- _Work task_
Copy out all lines in the data below containing the string "replies".

- _Exercise materials_
※ ※ ※

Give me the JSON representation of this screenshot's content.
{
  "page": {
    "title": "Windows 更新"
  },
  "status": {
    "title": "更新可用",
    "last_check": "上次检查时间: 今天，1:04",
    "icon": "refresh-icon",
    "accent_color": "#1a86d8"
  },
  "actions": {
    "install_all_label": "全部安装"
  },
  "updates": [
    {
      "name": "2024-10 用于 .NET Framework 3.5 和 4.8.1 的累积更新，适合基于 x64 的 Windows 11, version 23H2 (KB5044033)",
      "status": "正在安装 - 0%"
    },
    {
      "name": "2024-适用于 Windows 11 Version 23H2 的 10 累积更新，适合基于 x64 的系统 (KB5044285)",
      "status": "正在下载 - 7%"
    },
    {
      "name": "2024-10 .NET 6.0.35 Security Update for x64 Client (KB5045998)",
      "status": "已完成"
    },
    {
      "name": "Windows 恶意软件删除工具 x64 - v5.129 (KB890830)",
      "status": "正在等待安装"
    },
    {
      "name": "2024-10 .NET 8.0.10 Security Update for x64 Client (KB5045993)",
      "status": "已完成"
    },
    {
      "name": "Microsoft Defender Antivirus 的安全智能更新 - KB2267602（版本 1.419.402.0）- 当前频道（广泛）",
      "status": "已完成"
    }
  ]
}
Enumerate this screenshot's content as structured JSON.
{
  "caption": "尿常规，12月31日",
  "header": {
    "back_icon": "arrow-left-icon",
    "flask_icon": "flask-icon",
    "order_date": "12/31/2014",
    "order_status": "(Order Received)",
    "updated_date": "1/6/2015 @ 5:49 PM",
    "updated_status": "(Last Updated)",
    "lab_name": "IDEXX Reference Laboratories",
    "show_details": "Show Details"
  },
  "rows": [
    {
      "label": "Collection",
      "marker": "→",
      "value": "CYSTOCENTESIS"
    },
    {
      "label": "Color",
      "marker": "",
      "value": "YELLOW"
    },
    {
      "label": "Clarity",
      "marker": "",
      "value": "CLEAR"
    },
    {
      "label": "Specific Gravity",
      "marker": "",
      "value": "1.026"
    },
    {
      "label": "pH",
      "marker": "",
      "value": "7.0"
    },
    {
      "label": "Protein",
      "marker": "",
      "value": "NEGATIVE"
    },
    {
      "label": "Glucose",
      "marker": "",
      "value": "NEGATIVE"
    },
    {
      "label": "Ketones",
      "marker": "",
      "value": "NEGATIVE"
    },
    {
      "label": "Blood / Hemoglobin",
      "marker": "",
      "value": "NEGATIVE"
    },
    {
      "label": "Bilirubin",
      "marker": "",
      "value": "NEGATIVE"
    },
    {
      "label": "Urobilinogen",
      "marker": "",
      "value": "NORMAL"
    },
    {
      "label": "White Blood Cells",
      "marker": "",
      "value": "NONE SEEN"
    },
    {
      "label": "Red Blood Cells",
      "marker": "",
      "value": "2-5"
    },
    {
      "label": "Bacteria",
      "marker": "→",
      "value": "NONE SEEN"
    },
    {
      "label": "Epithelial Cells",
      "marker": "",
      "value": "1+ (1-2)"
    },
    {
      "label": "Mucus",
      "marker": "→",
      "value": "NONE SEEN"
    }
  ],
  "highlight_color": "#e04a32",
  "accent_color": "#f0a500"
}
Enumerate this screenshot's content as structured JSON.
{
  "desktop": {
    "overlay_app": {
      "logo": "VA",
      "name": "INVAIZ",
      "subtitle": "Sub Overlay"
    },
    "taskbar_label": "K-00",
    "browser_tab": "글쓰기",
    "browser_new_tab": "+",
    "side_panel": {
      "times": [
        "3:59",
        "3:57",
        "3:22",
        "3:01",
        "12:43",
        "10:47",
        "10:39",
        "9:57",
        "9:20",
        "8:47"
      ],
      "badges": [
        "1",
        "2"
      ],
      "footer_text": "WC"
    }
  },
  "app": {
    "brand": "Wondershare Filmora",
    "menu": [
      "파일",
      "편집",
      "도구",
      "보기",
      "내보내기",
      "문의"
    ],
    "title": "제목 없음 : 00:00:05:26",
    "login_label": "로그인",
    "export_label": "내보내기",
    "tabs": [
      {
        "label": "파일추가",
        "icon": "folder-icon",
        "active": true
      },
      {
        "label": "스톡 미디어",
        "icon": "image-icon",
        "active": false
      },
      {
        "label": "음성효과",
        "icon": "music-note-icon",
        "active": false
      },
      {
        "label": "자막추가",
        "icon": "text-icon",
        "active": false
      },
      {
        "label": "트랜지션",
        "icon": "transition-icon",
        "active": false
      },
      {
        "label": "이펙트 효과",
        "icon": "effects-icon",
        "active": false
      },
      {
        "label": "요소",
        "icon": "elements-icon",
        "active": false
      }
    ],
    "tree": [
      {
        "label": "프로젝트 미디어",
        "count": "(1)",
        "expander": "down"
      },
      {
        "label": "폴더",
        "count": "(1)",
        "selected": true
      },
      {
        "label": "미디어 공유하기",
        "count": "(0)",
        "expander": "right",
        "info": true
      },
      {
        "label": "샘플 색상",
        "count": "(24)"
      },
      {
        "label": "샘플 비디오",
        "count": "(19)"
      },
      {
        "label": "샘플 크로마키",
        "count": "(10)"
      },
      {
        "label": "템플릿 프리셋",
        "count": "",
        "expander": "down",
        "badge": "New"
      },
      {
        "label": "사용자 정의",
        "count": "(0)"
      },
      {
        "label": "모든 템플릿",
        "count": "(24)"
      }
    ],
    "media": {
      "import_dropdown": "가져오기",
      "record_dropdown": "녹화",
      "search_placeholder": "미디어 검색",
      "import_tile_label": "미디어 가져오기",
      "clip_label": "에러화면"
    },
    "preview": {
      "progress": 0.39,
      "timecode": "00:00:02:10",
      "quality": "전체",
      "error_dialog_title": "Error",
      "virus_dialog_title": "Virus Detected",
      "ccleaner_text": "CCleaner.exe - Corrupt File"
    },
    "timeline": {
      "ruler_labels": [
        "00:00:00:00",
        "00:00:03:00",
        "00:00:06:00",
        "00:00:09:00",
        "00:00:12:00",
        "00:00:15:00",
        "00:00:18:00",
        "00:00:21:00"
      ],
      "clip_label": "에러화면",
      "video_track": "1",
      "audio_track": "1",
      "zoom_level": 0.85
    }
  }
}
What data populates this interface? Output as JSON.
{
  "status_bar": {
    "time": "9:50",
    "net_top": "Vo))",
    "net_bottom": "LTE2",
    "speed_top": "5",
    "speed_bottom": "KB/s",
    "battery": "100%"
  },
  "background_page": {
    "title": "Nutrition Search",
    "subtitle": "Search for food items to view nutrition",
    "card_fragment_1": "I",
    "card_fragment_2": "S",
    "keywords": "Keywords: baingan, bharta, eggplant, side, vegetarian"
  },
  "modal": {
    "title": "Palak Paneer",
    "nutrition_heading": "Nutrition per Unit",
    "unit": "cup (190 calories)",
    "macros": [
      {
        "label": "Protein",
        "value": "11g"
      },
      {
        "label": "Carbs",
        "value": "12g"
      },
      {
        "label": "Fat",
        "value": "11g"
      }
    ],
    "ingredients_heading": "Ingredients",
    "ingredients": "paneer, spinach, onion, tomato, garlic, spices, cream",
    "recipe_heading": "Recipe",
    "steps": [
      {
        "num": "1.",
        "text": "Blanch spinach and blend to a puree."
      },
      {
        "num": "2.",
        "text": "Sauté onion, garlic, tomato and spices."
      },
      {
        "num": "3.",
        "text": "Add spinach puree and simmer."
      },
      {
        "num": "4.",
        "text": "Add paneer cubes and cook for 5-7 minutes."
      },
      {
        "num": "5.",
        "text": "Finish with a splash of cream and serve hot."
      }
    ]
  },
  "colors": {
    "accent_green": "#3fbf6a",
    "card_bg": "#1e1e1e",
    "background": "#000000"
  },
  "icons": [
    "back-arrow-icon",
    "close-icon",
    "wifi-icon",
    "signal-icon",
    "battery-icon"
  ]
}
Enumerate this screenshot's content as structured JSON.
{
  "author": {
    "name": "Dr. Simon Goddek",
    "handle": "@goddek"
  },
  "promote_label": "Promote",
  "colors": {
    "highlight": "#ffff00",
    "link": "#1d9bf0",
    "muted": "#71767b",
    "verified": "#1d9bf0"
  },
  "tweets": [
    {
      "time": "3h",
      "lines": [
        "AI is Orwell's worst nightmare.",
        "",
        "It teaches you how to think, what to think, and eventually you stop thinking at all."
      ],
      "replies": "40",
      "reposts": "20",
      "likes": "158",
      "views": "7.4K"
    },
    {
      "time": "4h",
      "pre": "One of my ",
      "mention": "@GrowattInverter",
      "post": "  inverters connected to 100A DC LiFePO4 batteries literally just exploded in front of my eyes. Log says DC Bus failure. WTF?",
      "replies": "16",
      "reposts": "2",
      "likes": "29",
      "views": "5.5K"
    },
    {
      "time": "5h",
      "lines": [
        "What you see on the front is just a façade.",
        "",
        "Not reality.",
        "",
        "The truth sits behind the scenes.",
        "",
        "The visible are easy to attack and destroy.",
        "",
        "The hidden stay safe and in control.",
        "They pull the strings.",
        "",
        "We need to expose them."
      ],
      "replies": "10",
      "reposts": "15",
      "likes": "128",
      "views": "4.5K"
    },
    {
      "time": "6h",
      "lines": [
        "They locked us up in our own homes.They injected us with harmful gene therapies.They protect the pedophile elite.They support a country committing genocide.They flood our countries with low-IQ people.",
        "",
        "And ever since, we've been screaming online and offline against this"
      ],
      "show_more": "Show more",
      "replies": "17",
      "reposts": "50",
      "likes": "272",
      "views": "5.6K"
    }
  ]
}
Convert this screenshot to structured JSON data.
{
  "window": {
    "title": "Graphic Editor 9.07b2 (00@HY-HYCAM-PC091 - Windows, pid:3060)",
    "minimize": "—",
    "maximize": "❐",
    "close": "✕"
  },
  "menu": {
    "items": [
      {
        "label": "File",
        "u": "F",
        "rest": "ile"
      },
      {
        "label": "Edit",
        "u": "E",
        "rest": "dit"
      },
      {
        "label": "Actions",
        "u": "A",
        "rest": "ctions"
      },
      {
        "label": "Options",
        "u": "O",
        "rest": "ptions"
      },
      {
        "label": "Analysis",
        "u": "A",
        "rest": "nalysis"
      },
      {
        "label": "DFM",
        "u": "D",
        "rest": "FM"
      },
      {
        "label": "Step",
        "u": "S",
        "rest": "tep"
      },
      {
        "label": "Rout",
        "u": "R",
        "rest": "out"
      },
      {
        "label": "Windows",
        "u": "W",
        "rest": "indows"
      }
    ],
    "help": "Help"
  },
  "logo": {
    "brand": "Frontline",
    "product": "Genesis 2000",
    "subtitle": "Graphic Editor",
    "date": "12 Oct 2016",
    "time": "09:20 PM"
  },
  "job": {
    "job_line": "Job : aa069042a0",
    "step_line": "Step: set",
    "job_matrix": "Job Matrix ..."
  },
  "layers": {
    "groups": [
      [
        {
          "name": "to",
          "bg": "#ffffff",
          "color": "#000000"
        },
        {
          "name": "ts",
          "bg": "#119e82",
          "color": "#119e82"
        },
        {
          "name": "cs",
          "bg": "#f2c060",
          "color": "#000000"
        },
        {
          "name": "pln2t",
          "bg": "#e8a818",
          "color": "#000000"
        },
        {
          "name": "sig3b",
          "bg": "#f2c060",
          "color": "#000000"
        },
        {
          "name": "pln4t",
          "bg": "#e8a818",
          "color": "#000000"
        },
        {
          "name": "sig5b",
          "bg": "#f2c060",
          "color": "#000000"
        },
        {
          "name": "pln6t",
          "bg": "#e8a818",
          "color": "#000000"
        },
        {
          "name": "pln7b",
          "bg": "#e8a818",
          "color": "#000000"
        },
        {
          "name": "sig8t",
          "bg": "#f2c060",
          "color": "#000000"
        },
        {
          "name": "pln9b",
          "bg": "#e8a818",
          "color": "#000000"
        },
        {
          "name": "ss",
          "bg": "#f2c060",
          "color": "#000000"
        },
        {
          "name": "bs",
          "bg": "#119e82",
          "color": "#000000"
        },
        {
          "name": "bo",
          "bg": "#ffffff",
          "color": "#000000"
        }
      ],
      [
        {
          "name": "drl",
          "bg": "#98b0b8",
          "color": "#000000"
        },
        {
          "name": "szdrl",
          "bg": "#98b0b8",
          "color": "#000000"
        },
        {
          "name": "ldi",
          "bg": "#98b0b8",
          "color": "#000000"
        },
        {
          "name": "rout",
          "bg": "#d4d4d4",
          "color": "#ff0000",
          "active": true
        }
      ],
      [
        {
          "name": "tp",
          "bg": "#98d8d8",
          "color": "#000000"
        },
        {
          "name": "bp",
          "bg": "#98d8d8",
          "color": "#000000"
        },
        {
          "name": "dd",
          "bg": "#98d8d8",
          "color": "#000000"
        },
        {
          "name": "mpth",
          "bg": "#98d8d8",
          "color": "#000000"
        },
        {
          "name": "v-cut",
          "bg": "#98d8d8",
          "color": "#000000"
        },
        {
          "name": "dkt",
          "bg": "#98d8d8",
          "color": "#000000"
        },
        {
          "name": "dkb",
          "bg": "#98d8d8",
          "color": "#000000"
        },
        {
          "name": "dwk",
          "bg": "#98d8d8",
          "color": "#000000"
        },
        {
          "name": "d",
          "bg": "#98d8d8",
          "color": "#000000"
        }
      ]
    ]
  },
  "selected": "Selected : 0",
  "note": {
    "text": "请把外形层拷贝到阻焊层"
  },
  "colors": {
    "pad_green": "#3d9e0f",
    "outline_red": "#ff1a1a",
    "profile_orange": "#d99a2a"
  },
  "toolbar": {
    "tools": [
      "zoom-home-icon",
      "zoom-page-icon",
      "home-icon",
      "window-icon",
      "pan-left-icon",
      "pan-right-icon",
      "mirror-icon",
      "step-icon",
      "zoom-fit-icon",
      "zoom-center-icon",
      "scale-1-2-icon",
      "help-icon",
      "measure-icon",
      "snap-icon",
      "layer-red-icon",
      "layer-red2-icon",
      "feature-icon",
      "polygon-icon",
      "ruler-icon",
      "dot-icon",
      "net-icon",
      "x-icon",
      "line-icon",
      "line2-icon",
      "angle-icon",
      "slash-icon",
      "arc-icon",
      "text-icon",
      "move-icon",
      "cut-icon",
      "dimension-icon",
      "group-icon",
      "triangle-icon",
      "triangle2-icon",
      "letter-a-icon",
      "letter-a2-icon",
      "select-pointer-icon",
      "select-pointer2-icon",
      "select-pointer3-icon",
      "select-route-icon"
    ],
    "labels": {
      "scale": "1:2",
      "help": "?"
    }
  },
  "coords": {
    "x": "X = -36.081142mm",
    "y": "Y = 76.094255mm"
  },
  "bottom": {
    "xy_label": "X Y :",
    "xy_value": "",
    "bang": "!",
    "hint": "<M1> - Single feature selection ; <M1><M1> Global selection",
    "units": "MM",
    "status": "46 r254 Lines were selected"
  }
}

※ ※ ※

- _Solution to the problem_
      "replies": "40",
      "replies": "16",
      "replies": "10",
      "replies": "17",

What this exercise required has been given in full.